* **WHAT IS BEING ASKED**:
Write out the entire listing below exactly, with the pictures left out.

* **RECORDS**:
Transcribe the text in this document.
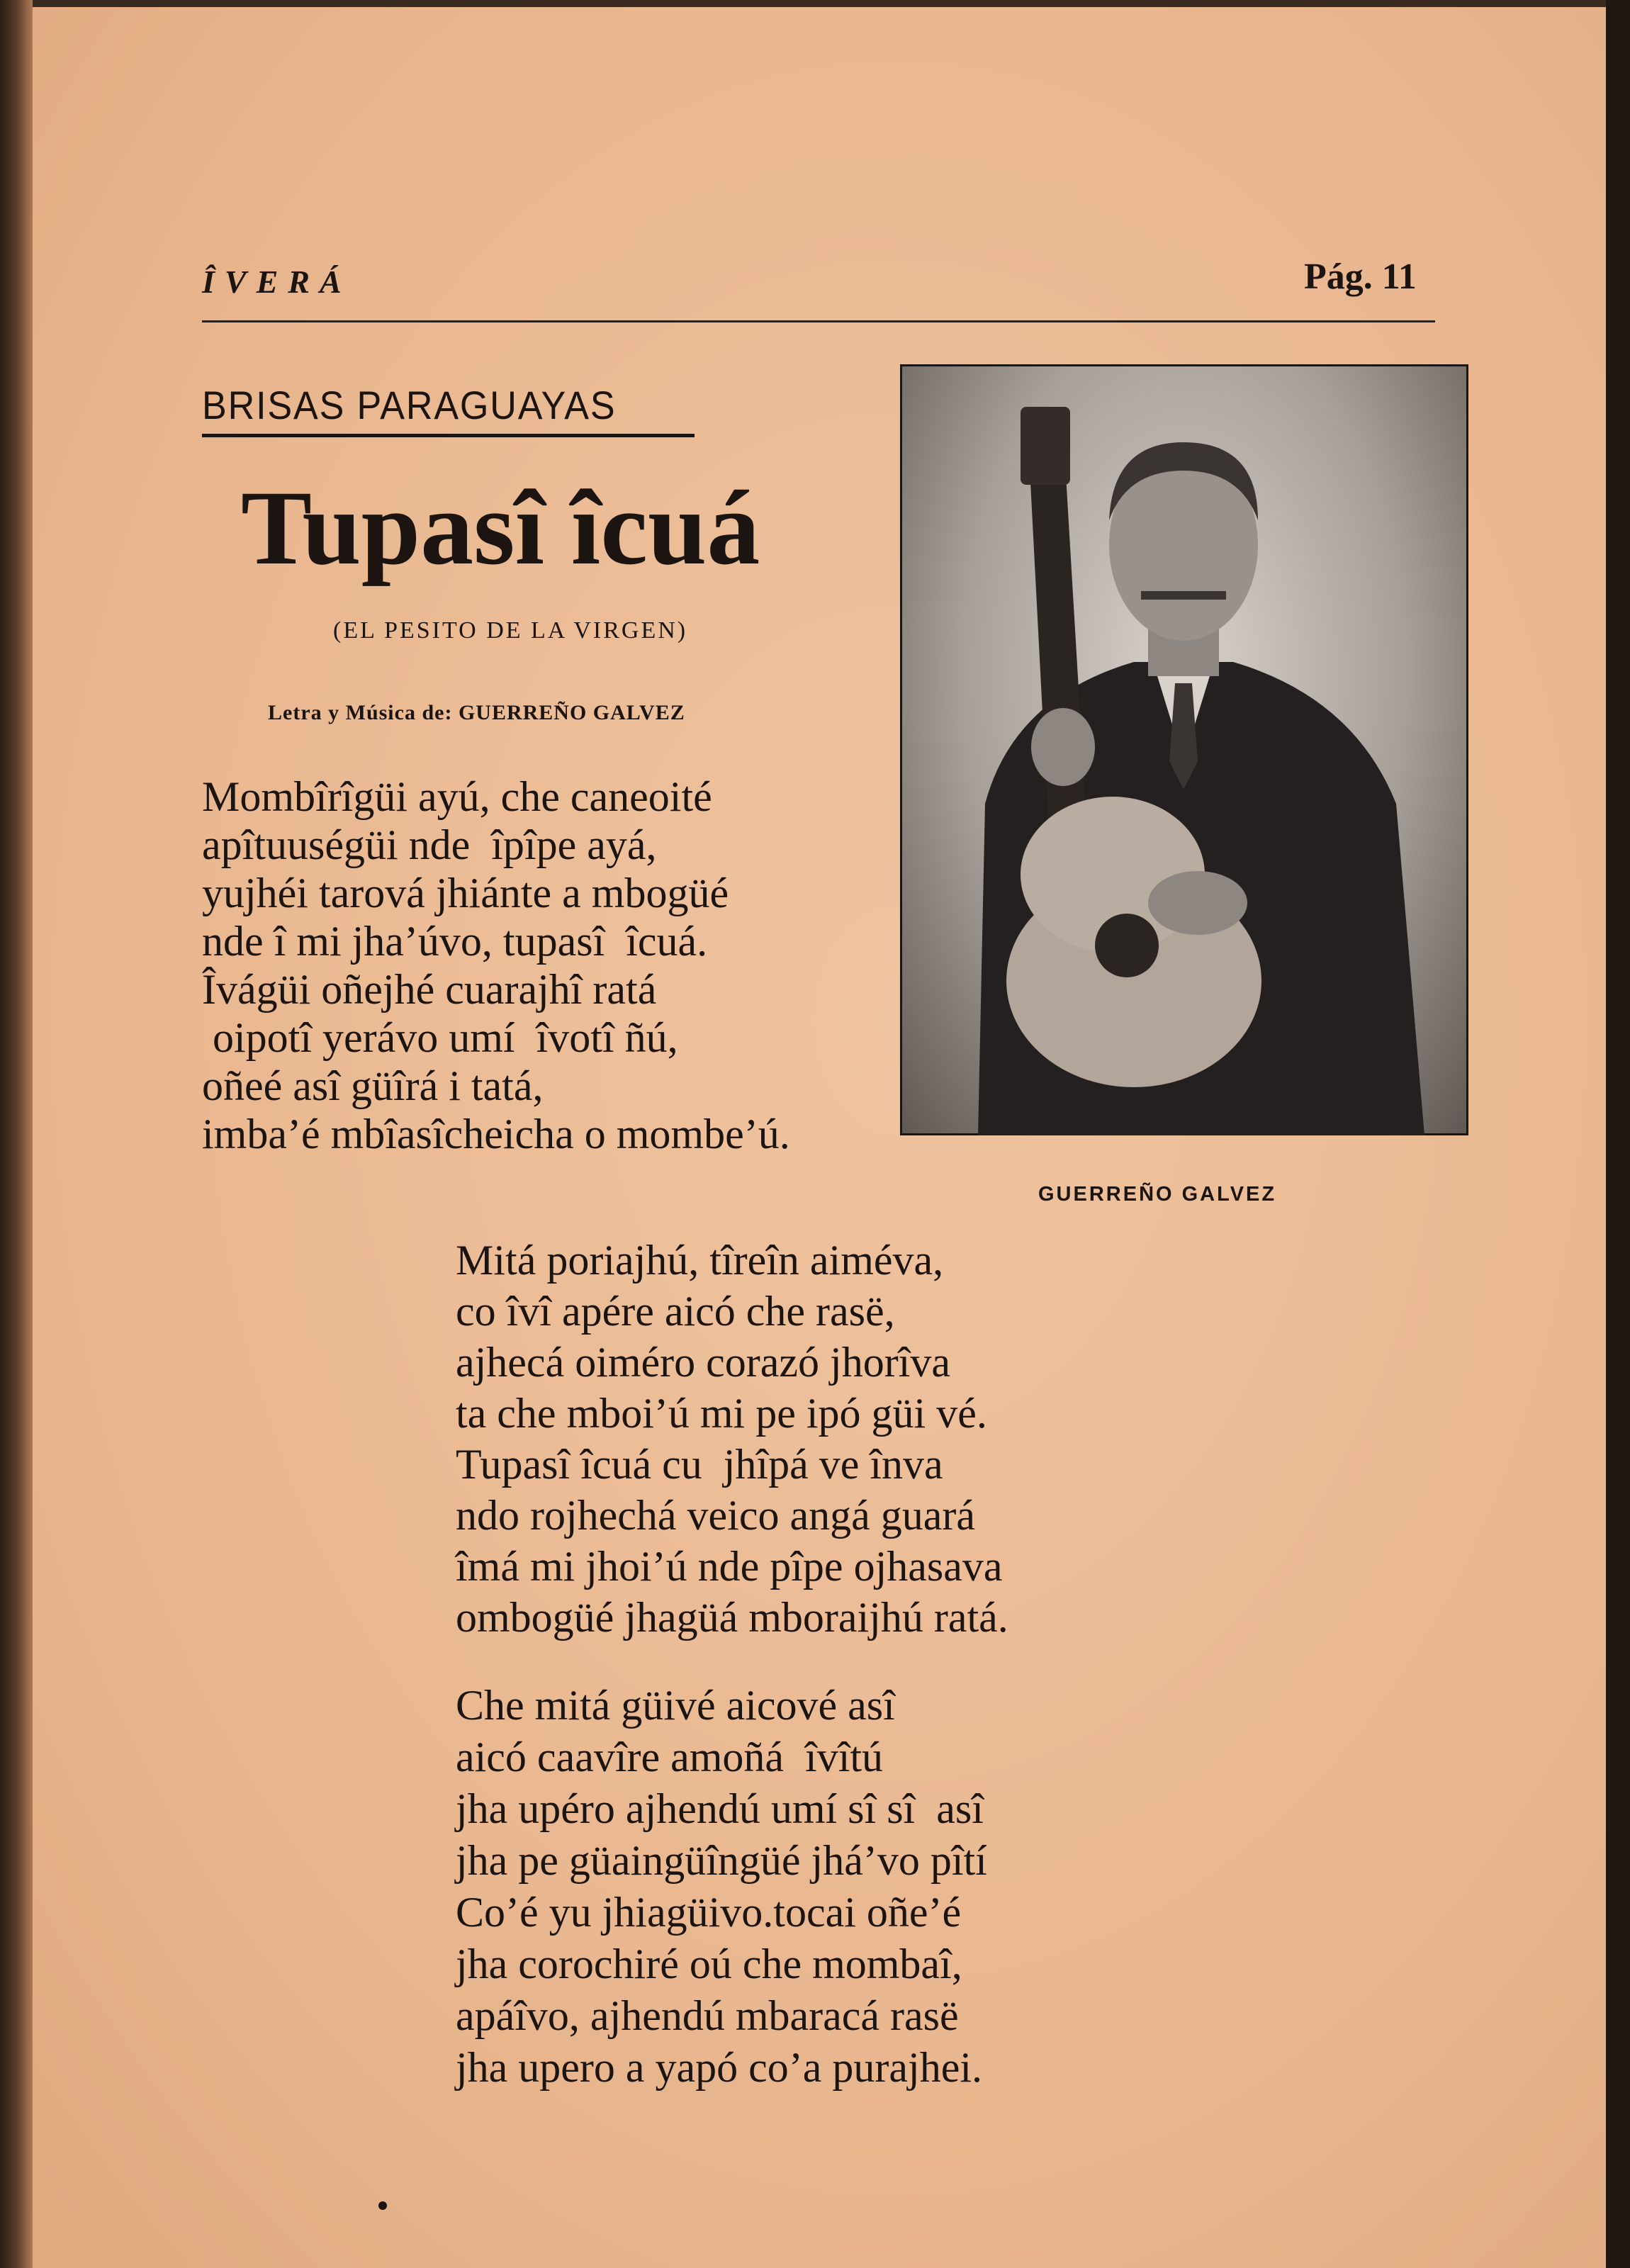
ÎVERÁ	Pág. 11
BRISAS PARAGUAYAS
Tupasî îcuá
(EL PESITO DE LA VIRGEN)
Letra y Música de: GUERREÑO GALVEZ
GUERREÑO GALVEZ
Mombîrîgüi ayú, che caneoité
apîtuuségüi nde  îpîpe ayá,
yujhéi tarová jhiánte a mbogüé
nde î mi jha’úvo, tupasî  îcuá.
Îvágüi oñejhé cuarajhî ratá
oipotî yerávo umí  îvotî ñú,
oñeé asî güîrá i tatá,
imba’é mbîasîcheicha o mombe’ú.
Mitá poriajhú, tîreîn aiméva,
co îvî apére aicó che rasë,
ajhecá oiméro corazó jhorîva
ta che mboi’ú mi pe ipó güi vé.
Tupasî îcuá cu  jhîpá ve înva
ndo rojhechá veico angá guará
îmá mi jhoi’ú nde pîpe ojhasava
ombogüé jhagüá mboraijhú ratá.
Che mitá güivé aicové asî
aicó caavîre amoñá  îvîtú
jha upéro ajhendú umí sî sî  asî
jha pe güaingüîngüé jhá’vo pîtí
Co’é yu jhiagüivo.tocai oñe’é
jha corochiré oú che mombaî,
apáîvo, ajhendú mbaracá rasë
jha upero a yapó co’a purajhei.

* **RESPONSE TO THE TASK**:
Transcribe the text in this document.
ÎVERÁ	Pág. 11
BRISAS PARAGUAYAS
Tupasî îcuá
(EL PESITO DE LA VIRGEN)
Letra y Música de: GUERREÑO GALVEZ
GUERREÑO GALVEZ
Mombîrîgüi ayú, che caneoité
apîtuuségüi nde  îpîpe ayá,
yujhéi tarová jhiánte a mbogüé
nde î mi jha’úvo, tupasî  îcuá.
Îvágüi oñejhé cuarajhî ratá
oipotî yerávo umí  îvotî ñú,
oñeé asî güîrá i tatá,
imba’é mbîasîcheicha o mombe’ú.
Mitá poriajhú, tîreîn aiméva,
co îvî apére aicó che rasë,
ajhecá oiméro corazó jhorîva
ta che mboi’ú mi pe ipó güi vé.
Tupasî îcuá cu  jhîpá ve înva
ndo rojhechá veico angá guará
îmá mi jhoi’ú nde pîpe ojhasava
ombogüé jhagüá mboraijhú ratá.
Che mitá güivé aicové asî
aicó caavîre amoñá  îvîtú
jha upéro ajhendú umí sî sî  asî
jha pe güaingüîngüé jhá’vo pîtí
Co’é yu jhiagüivo.tocai oñe’é
jha corochiré oú che mombaî,
apáîvo, ajhendú mbaracá rasë
jha upero a yapó co’a purajhei.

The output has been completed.